--- Requirement ---
Pictures aside, quote the whole listing exactly.

== Given data

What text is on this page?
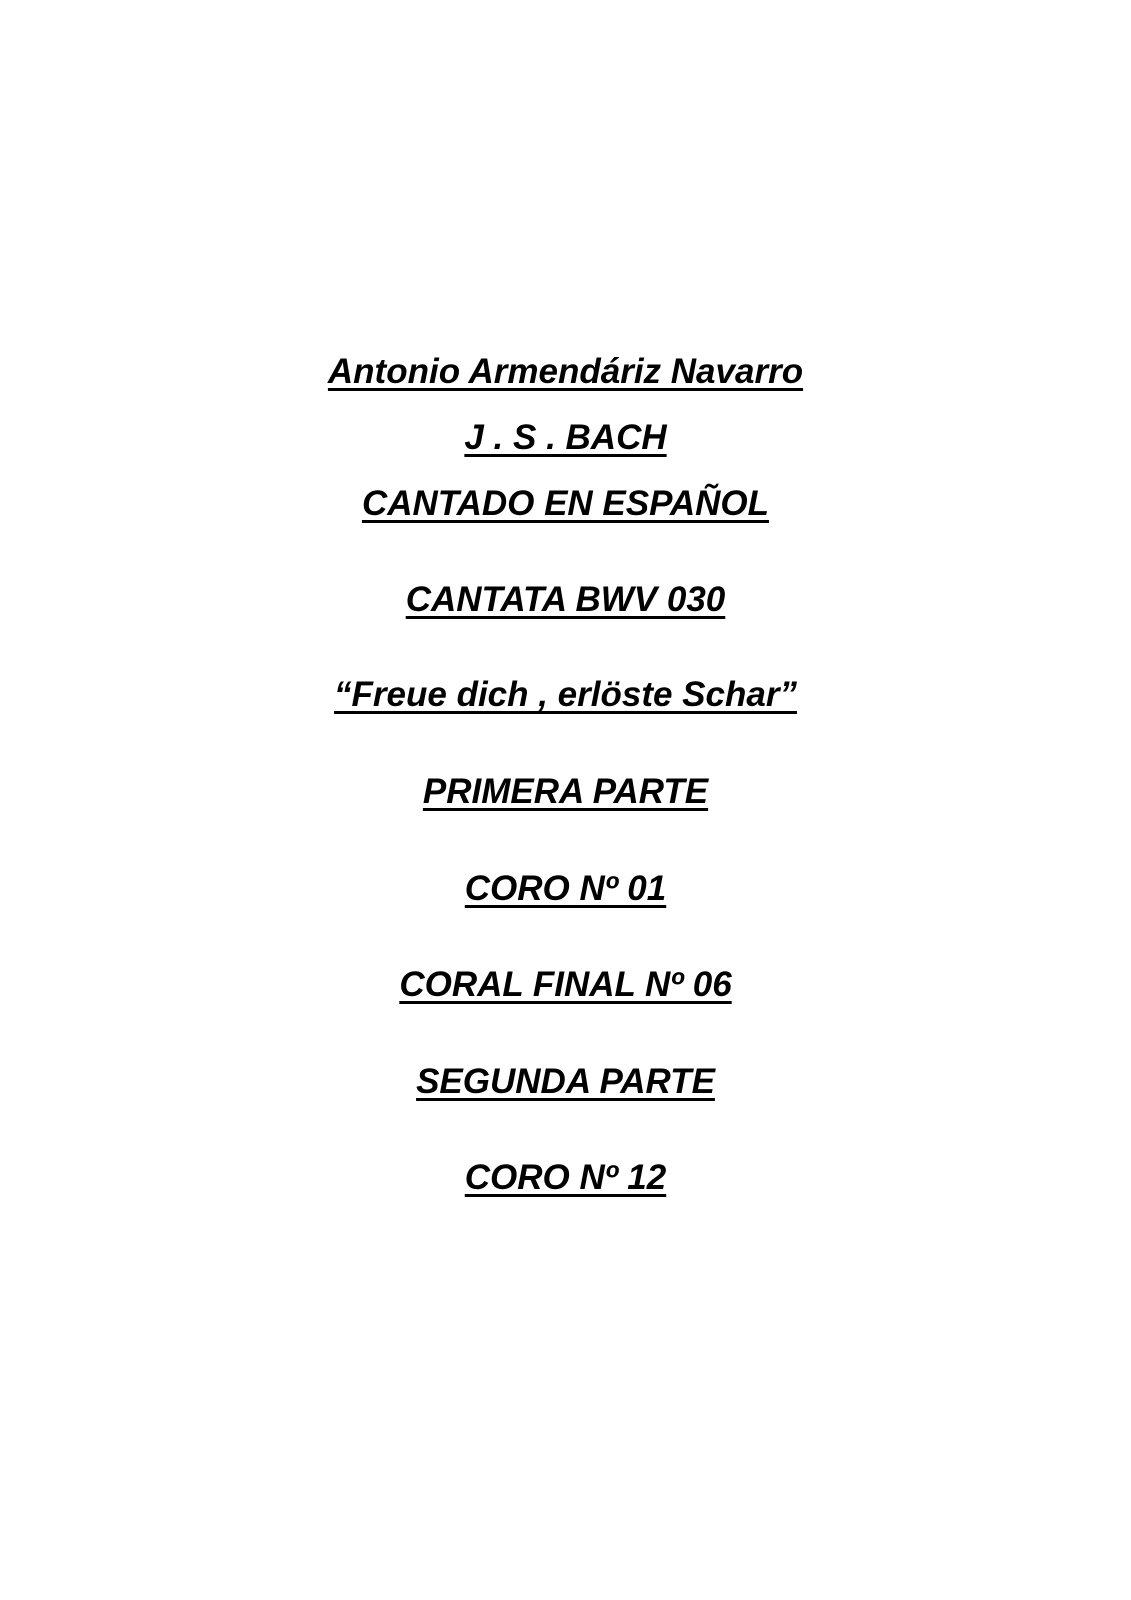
Antonio Armendáriz Navarro
J . S . BACH
CANTADO EN ESPAÑOL
CANTATA BWV 030
“Freue dich , erlöste Schar”
PRIMERA PARTE
CORO Nº 01
CORAL FINAL Nº 06
SEGUNDA PARTE
CORO Nº 12
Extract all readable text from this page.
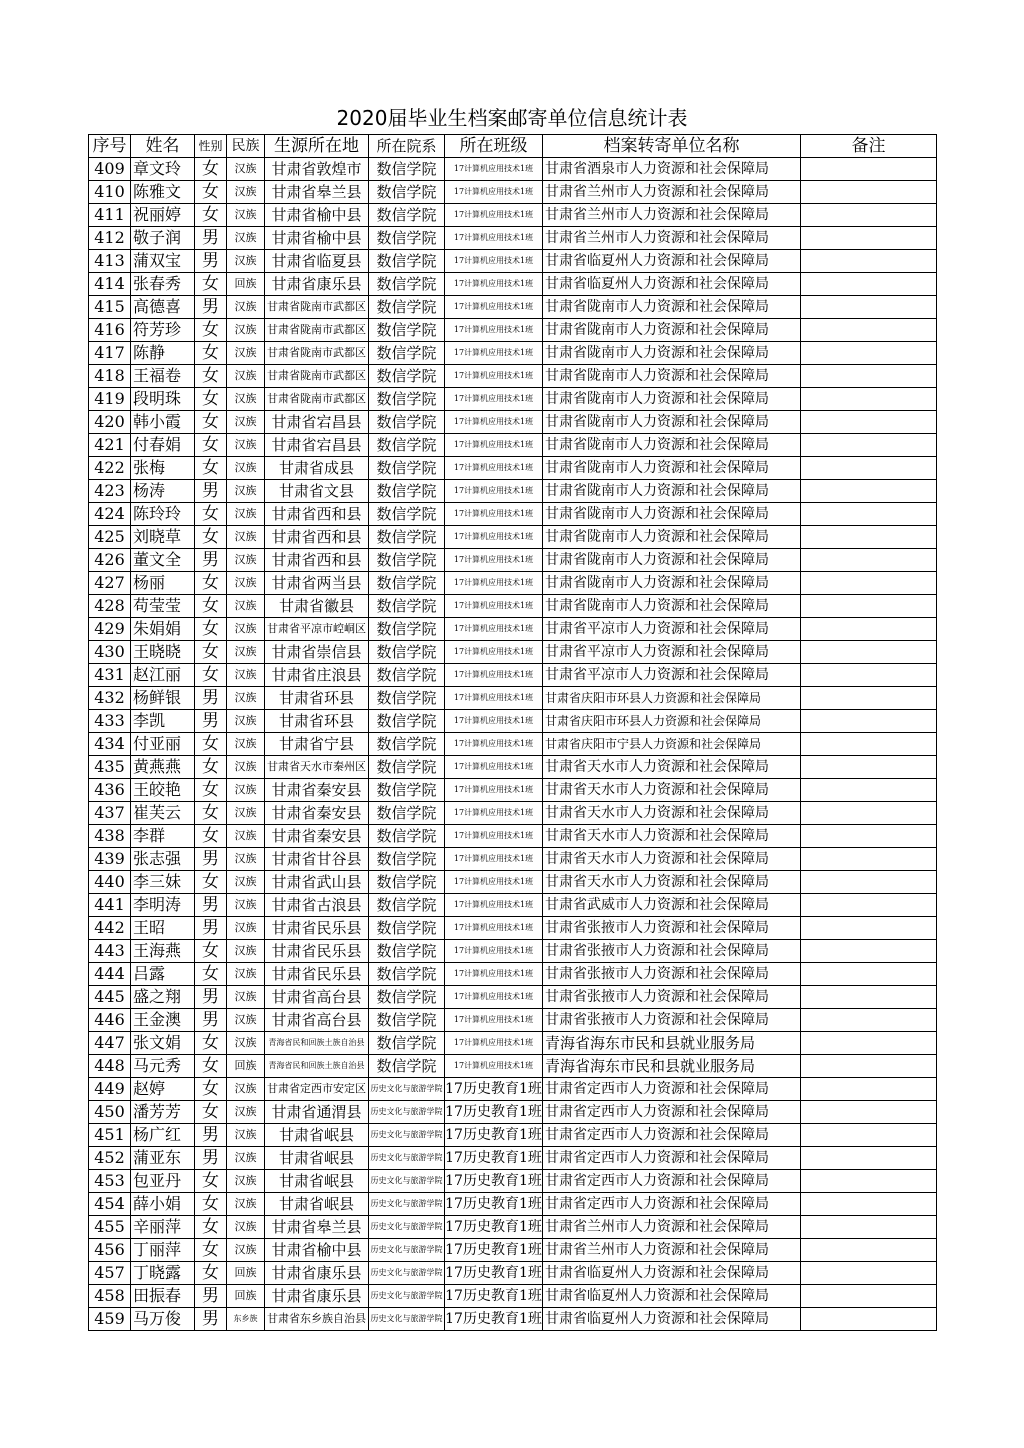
2020届毕业生档案邮寄单位信息统计表
序号	姓名	性别	民族	生源所在地	所在院系	所在班级	档案转寄单位名称	备注
409	章文玲	女	汉族	甘肃省敦煌市	数信学院	17计算机应用技术1班	甘肃省酒泉市人力资源和社会保障局	
410	陈雅文	女	汉族	甘肃省皋兰县	数信学院	17计算机应用技术1班	甘肃省兰州市人力资源和社会保障局	
411	祝丽婷	女	汉族	甘肃省榆中县	数信学院	17计算机应用技术1班	甘肃省兰州市人力资源和社会保障局	
412	敬子润	男	汉族	甘肃省榆中县	数信学院	17计算机应用技术1班	甘肃省兰州市人力资源和社会保障局	
413	蒲双宝	男	汉族	甘肃省临夏县	数信学院	17计算机应用技术1班	甘肃省临夏州人力资源和社会保障局	
414	张春秀	女	回族	甘肃省康乐县	数信学院	17计算机应用技术1班	甘肃省临夏州人力资源和社会保障局	
415	高德喜	男	汉族	甘肃省陇南市武都区	数信学院	17计算机应用技术1班	甘肃省陇南市人力资源和社会保障局	
416	符芳珍	女	汉族	甘肃省陇南市武都区	数信学院	17计算机应用技术1班	甘肃省陇南市人力资源和社会保障局	
417	陈静	女	汉族	甘肃省陇南市武都区	数信学院	17计算机应用技术1班	甘肃省陇南市人力资源和社会保障局	
418	王福卷	女	汉族	甘肃省陇南市武都区	数信学院	17计算机应用技术1班	甘肃省陇南市人力资源和社会保障局	
419	段明珠	女	汉族	甘肃省陇南市武都区	数信学院	17计算机应用技术1班	甘肃省陇南市人力资源和社会保障局	
420	韩小霞	女	汉族	甘肃省宕昌县	数信学院	17计算机应用技术1班	甘肃省陇南市人力资源和社会保障局	
421	付春娟	女	汉族	甘肃省宕昌县	数信学院	17计算机应用技术1班	甘肃省陇南市人力资源和社会保障局	
422	张梅	女	汉族	甘肃省成县	数信学院	17计算机应用技术1班	甘肃省陇南市人力资源和社会保障局	
423	杨涛	男	汉族	甘肃省文县	数信学院	17计算机应用技术1班	甘肃省陇南市人力资源和社会保障局	
424	陈玲玲	女	汉族	甘肃省西和县	数信学院	17计算机应用技术1班	甘肃省陇南市人力资源和社会保障局	
425	刘晓草	女	汉族	甘肃省西和县	数信学院	17计算机应用技术1班	甘肃省陇南市人力资源和社会保障局	
426	董文全	男	汉族	甘肃省西和县	数信学院	17计算机应用技术1班	甘肃省陇南市人力资源和社会保障局	
427	杨丽	女	汉族	甘肃省两当县	数信学院	17计算机应用技术1班	甘肃省陇南市人力资源和社会保障局	
428	苟莹莹	女	汉族	甘肃省徽县	数信学院	17计算机应用技术1班	甘肃省陇南市人力资源和社会保障局	
429	朱娟娟	女	汉族	甘肃省平凉市崆峒区	数信学院	17计算机应用技术1班	甘肃省平凉市人力资源和社会保障局	
430	王晓晓	女	汉族	甘肃省崇信县	数信学院	17计算机应用技术1班	甘肃省平凉市人力资源和社会保障局	
431	赵江丽	女	汉族	甘肃省庄浪县	数信学院	17计算机应用技术1班	甘肃省平凉市人力资源和社会保障局	
432	杨鲜银	男	汉族	甘肃省环县	数信学院	17计算机应用技术1班	甘肃省庆阳市环县人力资源和社会保障局	
433	李凯	男	汉族	甘肃省环县	数信学院	17计算机应用技术1班	甘肃省庆阳市环县人力资源和社会保障局	
434	付亚丽	女	汉族	甘肃省宁县	数信学院	17计算机应用技术1班	甘肃省庆阳市宁县人力资源和社会保障局	
435	黄燕燕	女	汉族	甘肃省天水市秦州区	数信学院	17计算机应用技术1班	甘肃省天水市人力资源和社会保障局	
436	王皎艳	女	汉族	甘肃省秦安县	数信学院	17计算机应用技术1班	甘肃省天水市人力资源和社会保障局	
437	崔芙云	女	汉族	甘肃省秦安县	数信学院	17计算机应用技术1班	甘肃省天水市人力资源和社会保障局	
438	李群	女	汉族	甘肃省秦安县	数信学院	17计算机应用技术1班	甘肃省天水市人力资源和社会保障局	
439	张志强	男	汉族	甘肃省甘谷县	数信学院	17计算机应用技术1班	甘肃省天水市人力资源和社会保障局	
440	李三妹	女	汉族	甘肃省武山县	数信学院	17计算机应用技术1班	甘肃省天水市人力资源和社会保障局	
441	李明涛	男	汉族	甘肃省古浪县	数信学院	17计算机应用技术1班	甘肃省武威市人力资源和社会保障局	
442	王昭	男	汉族	甘肃省民乐县	数信学院	17计算机应用技术1班	甘肃省张掖市人力资源和社会保障局	
443	王海燕	女	汉族	甘肃省民乐县	数信学院	17计算机应用技术1班	甘肃省张掖市人力资源和社会保障局	
444	吕露	女	汉族	甘肃省民乐县	数信学院	17计算机应用技术1班	甘肃省张掖市人力资源和社会保障局	
445	盛之翔	男	汉族	甘肃省高台县	数信学院	17计算机应用技术1班	甘肃省张掖市人力资源和社会保障局	
446	王金澳	男	汉族	甘肃省高台县	数信学院	17计算机应用技术1班	甘肃省张掖市人力资源和社会保障局	
447	张文娟	女	汉族	青海省民和回族土族自治县	数信学院	17计算机应用技术1班	青海省海东市民和县就业服务局	
448	马元秀	女	回族	青海省民和回族土族自治县	数信学院	17计算机应用技术1班	青海省海东市民和县就业服务局	
449	赵婷	女	汉族	甘肃省定西市安定区	历史文化与旅游学院	17历史教育1班	甘肃省定西市人力资源和社会保障局	
450	潘芳芳	女	汉族	甘肃省通渭县	历史文化与旅游学院	17历史教育1班	甘肃省定西市人力资源和社会保障局	
451	杨广红	男	汉族	甘肃省岷县	历史文化与旅游学院	17历史教育1班	甘肃省定西市人力资源和社会保障局	
452	蒲亚东	男	汉族	甘肃省岷县	历史文化与旅游学院	17历史教育1班	甘肃省定西市人力资源和社会保障局	
453	包亚丹	女	汉族	甘肃省岷县	历史文化与旅游学院	17历史教育1班	甘肃省定西市人力资源和社会保障局	
454	薛小娟	女	汉族	甘肃省岷县	历史文化与旅游学院	17历史教育1班	甘肃省定西市人力资源和社会保障局	
455	辛丽萍	女	汉族	甘肃省皋兰县	历史文化与旅游学院	17历史教育1班	甘肃省兰州市人力资源和社会保障局	
456	丁丽萍	女	汉族	甘肃省榆中县	历史文化与旅游学院	17历史教育1班	甘肃省兰州市人力资源和社会保障局	
457	丁晓露	女	回族	甘肃省康乐县	历史文化与旅游学院	17历史教育1班	甘肃省临夏州人力资源和社会保障局	
458	田振春	男	回族	甘肃省康乐县	历史文化与旅游学院	17历史教育1班	甘肃省临夏州人力资源和社会保障局	
459	马万俊	男	东乡族	甘肃省东乡族自治县	历史文化与旅游学院	17历史教育1班	甘肃省临夏州人力资源和社会保障局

====

--- Answer to this problem ---
What text is on this page?
Antonio Armendáriz Navarro
J . S . BACH
CANTADO EN ESPAÑOL
CANTATA BWV 030
“Freue dich , erlöste Schar”
PRIMERA PARTE
CORO Nº 01
CORAL FINAL Nº 06
SEGUNDA PARTE
CORO Nº 12
Extract all readable text from this page.
2020届毕业生档案邮寄单位信息统计表
序号	姓名	性别	民族	生源所在地	所在院系	所在班级	档案转寄单位名称	备注
409	章文玲	女	汉族	甘肃省敦煌市	数信学院	17计算机应用技术1班	甘肃省酒泉市人力资源和社会保障局	
410	陈雅文	女	汉族	甘肃省皋兰县	数信学院	17计算机应用技术1班	甘肃省兰州市人力资源和社会保障局	
411	祝丽婷	女	汉族	甘肃省榆中县	数信学院	17计算机应用技术1班	甘肃省兰州市人力资源和社会保障局	
412	敬子润	男	汉族	甘肃省榆中县	数信学院	17计算机应用技术1班	甘肃省兰州市人力资源和社会保障局	
413	蒲双宝	男	汉族	甘肃省临夏县	数信学院	17计算机应用技术1班	甘肃省临夏州人力资源和社会保障局	
414	张春秀	女	回族	甘肃省康乐县	数信学院	17计算机应用技术1班	甘肃省临夏州人力资源和社会保障局	
415	高德喜	男	汉族	甘肃省陇南市武都区	数信学院	17计算机应用技术1班	甘肃省陇南市人力资源和社会保障局	
416	符芳珍	女	汉族	甘肃省陇南市武都区	数信学院	17计算机应用技术1班	甘肃省陇南市人力资源和社会保障局	
417	陈静	女	汉族	甘肃省陇南市武都区	数信学院	17计算机应用技术1班	甘肃省陇南市人力资源和社会保障局	
418	王福卷	女	汉族	甘肃省陇南市武都区	数信学院	17计算机应用技术1班	甘肃省陇南市人力资源和社会保障局	
419	段明珠	女	汉族	甘肃省陇南市武都区	数信学院	17计算机应用技术1班	甘肃省陇南市人力资源和社会保障局	
420	韩小霞	女	汉族	甘肃省宕昌县	数信学院	17计算机应用技术1班	甘肃省陇南市人力资源和社会保障局	
421	付春娟	女	汉族	甘肃省宕昌县	数信学院	17计算机应用技术1班	甘肃省陇南市人力资源和社会保障局	
422	张梅	女	汉族	甘肃省成县	数信学院	17计算机应用技术1班	甘肃省陇南市人力资源和社会保障局	
423	杨涛	男	汉族	甘肃省文县	数信学院	17计算机应用技术1班	甘肃省陇南市人力资源和社会保障局	
424	陈玲玲	女	汉族	甘肃省西和县	数信学院	17计算机应用技术1班	甘肃省陇南市人力资源和社会保障局	
425	刘晓草	女	汉族	甘肃省西和县	数信学院	17计算机应用技术1班	甘肃省陇南市人力资源和社会保障局	
426	董文全	男	汉族	甘肃省西和县	数信学院	17计算机应用技术1班	甘肃省陇南市人力资源和社会保障局	
427	杨丽	女	汉族	甘肃省两当县	数信学院	17计算机应用技术1班	甘肃省陇南市人力资源和社会保障局	
428	苟莹莹	女	汉族	甘肃省徽县	数信学院	17计算机应用技术1班	甘肃省陇南市人力资源和社会保障局	
429	朱娟娟	女	汉族	甘肃省平凉市崆峒区	数信学院	17计算机应用技术1班	甘肃省平凉市人力资源和社会保障局	
430	王晓晓	女	汉族	甘肃省崇信县	数信学院	17计算机应用技术1班	甘肃省平凉市人力资源和社会保障局	
431	赵江丽	女	汉族	甘肃省庄浪县	数信学院	17计算机应用技术1班	甘肃省平凉市人力资源和社会保障局	
432	杨鲜银	男	汉族	甘肃省环县	数信学院	17计算机应用技术1班	甘肃省庆阳市环县人力资源和社会保障局	
433	李凯	男	汉族	甘肃省环县	数信学院	17计算机应用技术1班	甘肃省庆阳市环县人力资源和社会保障局	
434	付亚丽	女	汉族	甘肃省宁县	数信学院	17计算机应用技术1班	甘肃省庆阳市宁县人力资源和社会保障局	
435	黄燕燕	女	汉族	甘肃省天水市秦州区	数信学院	17计算机应用技术1班	甘肃省天水市人力资源和社会保障局	
436	王皎艳	女	汉族	甘肃省秦安县	数信学院	17计算机应用技术1班	甘肃省天水市人力资源和社会保障局	
437	崔芙云	女	汉族	甘肃省秦安县	数信学院	17计算机应用技术1班	甘肃省天水市人力资源和社会保障局	
438	李群	女	汉族	甘肃省秦安县	数信学院	17计算机应用技术1班	甘肃省天水市人力资源和社会保障局	
439	张志强	男	汉族	甘肃省甘谷县	数信学院	17计算机应用技术1班	甘肃省天水市人力资源和社会保障局	
440	李三妹	女	汉族	甘肃省武山县	数信学院	17计算机应用技术1班	甘肃省天水市人力资源和社会保障局	
441	李明涛	男	汉族	甘肃省古浪县	数信学院	17计算机应用技术1班	甘肃省武威市人力资源和社会保障局	
442	王昭	男	汉族	甘肃省民乐县	数信学院	17计算机应用技术1班	甘肃省张掖市人力资源和社会保障局	
443	王海燕	女	汉族	甘肃省民乐县	数信学院	17计算机应用技术1班	甘肃省张掖市人力资源和社会保障局	
444	吕露	女	汉族	甘肃省民乐县	数信学院	17计算机应用技术1班	甘肃省张掖市人力资源和社会保障局	
445	盛之翔	男	汉族	甘肃省高台县	数信学院	17计算机应用技术1班	甘肃省张掖市人力资源和社会保障局	
446	王金澳	男	汉族	甘肃省高台县	数信学院	17计算机应用技术1班	甘肃省张掖市人力资源和社会保障局	
447	张文娟	女	汉族	青海省民和回族土族自治县	数信学院	17计算机应用技术1班	青海省海东市民和县就业服务局	
448	马元秀	女	回族	青海省民和回族土族自治县	数信学院	17计算机应用技术1班	青海省海东市民和县就业服务局	
449	赵婷	女	汉族	甘肃省定西市安定区	历史文化与旅游学院	17历史教育1班	甘肃省定西市人力资源和社会保障局	
450	潘芳芳	女	汉族	甘肃省通渭县	历史文化与旅游学院	17历史教育1班	甘肃省定西市人力资源和社会保障局	
451	杨广红	男	汉族	甘肃省岷县	历史文化与旅游学院	17历史教育1班	甘肃省定西市人力资源和社会保障局	
452	蒲亚东	男	汉族	甘肃省岷县	历史文化与旅游学院	17历史教育1班	甘肃省定西市人力资源和社会保障局	
453	包亚丹	女	汉族	甘肃省岷县	历史文化与旅游学院	17历史教育1班	甘肃省定西市人力资源和社会保障局	
454	薛小娟	女	汉族	甘肃省岷县	历史文化与旅游学院	17历史教育1班	甘肃省定西市人力资源和社会保障局	
455	辛丽萍	女	汉族	甘肃省皋兰县	历史文化与旅游学院	17历史教育1班	甘肃省兰州市人力资源和社会保障局	
456	丁丽萍	女	汉族	甘肃省榆中县	历史文化与旅游学院	17历史教育1班	甘肃省兰州市人力资源和社会保障局	
457	丁晓露	女	回族	甘肃省康乐县	历史文化与旅游学院	17历史教育1班	甘肃省临夏州人力资源和社会保障局	
458	田振春	男	回族	甘肃省康乐县	历史文化与旅游学院	17历史教育1班	甘肃省临夏州人力资源和社会保障局	
459	马万俊	男	东乡族	甘肃省东乡族自治县	历史文化与旅游学院	17历史教育1班	甘肃省临夏州人力资源和社会保障局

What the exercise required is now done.